▶ _EXERCISE REQUIREMENTS_
Repeat every entry word for word, skipping the pictures.

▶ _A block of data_
· · · · · · ·

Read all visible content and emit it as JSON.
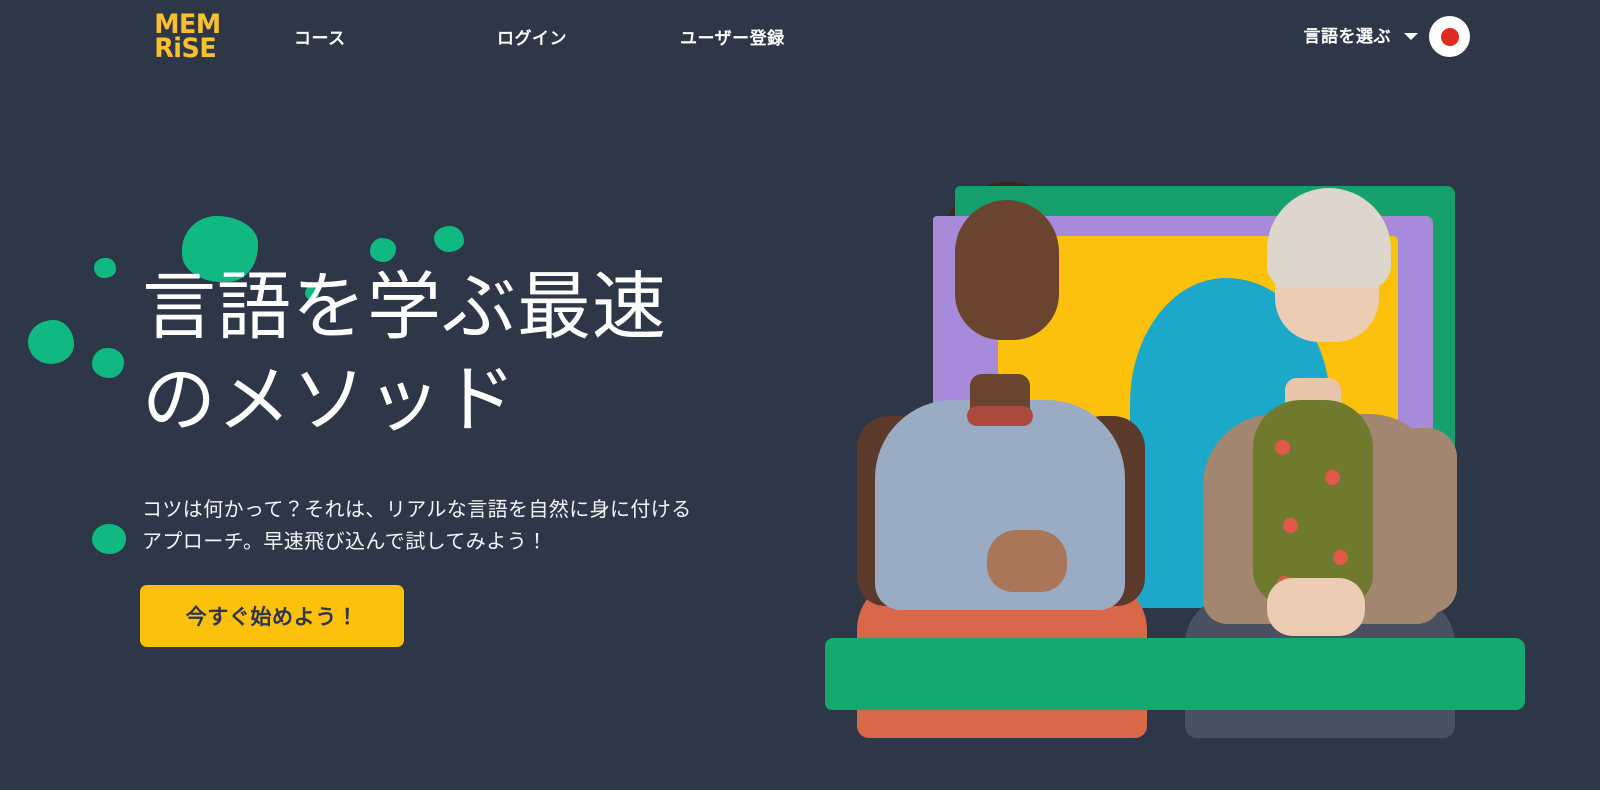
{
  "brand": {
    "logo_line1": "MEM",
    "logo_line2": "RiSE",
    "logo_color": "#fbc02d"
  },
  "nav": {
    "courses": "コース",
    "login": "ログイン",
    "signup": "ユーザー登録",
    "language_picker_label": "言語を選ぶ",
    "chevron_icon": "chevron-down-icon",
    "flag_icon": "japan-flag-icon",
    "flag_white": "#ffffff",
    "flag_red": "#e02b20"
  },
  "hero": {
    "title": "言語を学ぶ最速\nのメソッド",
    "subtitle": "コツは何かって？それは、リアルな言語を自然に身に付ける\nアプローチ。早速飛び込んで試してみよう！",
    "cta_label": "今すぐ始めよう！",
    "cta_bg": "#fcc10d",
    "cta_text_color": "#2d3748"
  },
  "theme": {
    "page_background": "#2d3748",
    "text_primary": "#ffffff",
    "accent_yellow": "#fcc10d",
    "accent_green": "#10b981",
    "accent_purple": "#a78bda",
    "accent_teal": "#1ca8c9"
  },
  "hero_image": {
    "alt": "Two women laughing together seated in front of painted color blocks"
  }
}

· · · · · · ·

▶ _EXERCISE RESULT_
Read all visible content and emit it as JSON.
{
  "brand": {
    "logo_line1": "MEM",
    "logo_line2": "RiSE",
    "logo_color": "#fbc02d"
  },
  "nav": {
    "courses": "コース",
    "login": "ログイン",
    "signup": "ユーザー登録",
    "language_picker_label": "言語を選ぶ",
    "chevron_icon": "chevron-down-icon",
    "flag_icon": "japan-flag-icon",
    "flag_white": "#ffffff",
    "flag_red": "#e02b20"
  },
  "hero": {
    "title": "言語を学ぶ最速\nのメソッド",
    "subtitle": "コツは何かって？それは、リアルな言語を自然に身に付ける\nアプローチ。早速飛び込んで試してみよう！",
    "cta_label": "今すぐ始めよう！",
    "cta_bg": "#fcc10d",
    "cta_text_color": "#2d3748"
  },
  "theme": {
    "page_background": "#2d3748",
    "text_primary": "#ffffff",
    "accent_yellow": "#fcc10d",
    "accent_green": "#10b981",
    "accent_purple": "#a78bda",
    "accent_teal": "#1ca8c9"
  },
  "hero_image": {
    "alt": "Two women laughing together seated in front of painted color blocks"
  }
}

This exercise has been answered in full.